## TASK OBJECTIVE
Copy every line of the entries that includes the word "detached".

## SUPPLIED INFORMATION
——

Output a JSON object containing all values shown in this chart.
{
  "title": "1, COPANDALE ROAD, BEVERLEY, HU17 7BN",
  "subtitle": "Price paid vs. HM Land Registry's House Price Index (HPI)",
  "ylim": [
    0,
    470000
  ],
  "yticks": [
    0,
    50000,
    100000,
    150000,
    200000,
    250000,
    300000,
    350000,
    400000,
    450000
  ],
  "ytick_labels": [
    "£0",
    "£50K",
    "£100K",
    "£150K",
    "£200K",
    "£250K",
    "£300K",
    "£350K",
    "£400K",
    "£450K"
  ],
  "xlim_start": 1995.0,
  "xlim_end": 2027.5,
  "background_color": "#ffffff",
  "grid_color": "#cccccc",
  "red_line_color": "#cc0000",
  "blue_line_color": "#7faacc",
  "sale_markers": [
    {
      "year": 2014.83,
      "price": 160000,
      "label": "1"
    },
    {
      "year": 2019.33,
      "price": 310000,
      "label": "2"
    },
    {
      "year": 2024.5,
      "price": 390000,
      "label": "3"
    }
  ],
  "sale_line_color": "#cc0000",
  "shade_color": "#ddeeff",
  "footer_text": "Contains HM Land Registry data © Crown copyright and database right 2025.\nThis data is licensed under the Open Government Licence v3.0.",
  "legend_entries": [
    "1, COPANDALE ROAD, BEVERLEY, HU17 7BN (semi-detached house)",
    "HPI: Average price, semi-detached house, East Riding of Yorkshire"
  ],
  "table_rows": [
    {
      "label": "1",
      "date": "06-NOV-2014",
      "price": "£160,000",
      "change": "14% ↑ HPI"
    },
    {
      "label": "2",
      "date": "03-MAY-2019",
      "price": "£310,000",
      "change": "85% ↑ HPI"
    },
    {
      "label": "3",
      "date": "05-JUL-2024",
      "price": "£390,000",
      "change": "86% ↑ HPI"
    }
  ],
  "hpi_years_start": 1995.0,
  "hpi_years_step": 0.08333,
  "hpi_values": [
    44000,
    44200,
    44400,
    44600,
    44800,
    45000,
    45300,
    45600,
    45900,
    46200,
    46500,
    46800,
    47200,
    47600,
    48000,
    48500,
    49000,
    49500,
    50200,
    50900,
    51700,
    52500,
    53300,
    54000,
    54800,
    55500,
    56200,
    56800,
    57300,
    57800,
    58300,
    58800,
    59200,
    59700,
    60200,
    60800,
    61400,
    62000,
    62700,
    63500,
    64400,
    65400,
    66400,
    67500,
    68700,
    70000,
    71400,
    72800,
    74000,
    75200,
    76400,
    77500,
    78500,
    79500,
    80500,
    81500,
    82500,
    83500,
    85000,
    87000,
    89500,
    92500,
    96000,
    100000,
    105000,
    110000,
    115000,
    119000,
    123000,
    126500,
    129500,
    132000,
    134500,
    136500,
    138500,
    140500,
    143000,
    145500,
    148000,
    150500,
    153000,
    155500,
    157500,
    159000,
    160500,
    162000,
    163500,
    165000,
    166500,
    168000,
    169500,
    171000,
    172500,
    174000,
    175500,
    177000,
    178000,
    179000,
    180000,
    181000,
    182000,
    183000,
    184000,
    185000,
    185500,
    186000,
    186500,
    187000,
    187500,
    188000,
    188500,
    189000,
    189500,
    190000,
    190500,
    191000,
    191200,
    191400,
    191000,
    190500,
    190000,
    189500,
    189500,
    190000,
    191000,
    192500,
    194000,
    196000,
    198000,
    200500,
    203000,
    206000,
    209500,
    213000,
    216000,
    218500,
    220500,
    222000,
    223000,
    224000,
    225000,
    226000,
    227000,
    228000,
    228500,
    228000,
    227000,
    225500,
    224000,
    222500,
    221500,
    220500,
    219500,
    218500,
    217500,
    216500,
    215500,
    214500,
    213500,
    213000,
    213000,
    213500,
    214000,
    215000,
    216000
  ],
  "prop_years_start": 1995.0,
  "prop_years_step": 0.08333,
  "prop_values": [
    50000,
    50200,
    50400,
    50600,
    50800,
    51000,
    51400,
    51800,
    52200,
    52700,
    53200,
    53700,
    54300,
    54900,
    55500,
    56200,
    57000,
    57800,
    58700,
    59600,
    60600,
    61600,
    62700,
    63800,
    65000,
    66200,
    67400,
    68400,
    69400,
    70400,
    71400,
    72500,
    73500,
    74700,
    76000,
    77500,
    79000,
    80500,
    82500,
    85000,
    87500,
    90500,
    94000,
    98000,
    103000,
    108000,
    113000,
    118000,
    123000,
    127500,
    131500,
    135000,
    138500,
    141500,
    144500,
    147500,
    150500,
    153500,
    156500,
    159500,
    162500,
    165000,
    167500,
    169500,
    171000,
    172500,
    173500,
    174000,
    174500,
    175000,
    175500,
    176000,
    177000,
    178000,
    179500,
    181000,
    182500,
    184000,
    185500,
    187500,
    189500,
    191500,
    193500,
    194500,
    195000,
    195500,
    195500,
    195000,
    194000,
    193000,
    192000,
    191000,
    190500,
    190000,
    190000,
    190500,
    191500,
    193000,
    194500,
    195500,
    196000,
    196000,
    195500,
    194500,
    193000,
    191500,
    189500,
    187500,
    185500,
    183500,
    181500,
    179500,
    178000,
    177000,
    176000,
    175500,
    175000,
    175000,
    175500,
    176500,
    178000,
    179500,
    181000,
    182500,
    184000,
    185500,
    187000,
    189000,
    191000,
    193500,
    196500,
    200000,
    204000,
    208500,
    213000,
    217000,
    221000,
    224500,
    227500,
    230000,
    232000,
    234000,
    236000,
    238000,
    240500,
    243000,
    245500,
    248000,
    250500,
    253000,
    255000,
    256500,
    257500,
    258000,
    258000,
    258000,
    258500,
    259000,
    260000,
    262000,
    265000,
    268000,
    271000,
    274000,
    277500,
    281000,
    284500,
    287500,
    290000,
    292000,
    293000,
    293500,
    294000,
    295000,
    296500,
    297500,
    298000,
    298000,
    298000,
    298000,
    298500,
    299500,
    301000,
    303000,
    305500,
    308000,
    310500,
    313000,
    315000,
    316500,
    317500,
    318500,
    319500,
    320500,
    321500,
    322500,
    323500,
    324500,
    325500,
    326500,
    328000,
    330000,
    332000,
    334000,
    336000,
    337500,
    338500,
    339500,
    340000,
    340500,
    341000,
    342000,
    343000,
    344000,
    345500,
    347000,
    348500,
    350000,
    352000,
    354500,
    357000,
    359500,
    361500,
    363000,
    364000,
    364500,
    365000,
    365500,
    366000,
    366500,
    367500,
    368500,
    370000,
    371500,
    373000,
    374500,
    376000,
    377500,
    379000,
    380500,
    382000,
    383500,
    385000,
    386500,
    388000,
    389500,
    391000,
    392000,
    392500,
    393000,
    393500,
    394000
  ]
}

——

## FULL OUTPUT
    "1, COPANDALE ROAD, BEVERLEY, HU17 7BN (semi-detached house)",
    "HPI: Average price, semi-detached house, East Riding of Yorkshire"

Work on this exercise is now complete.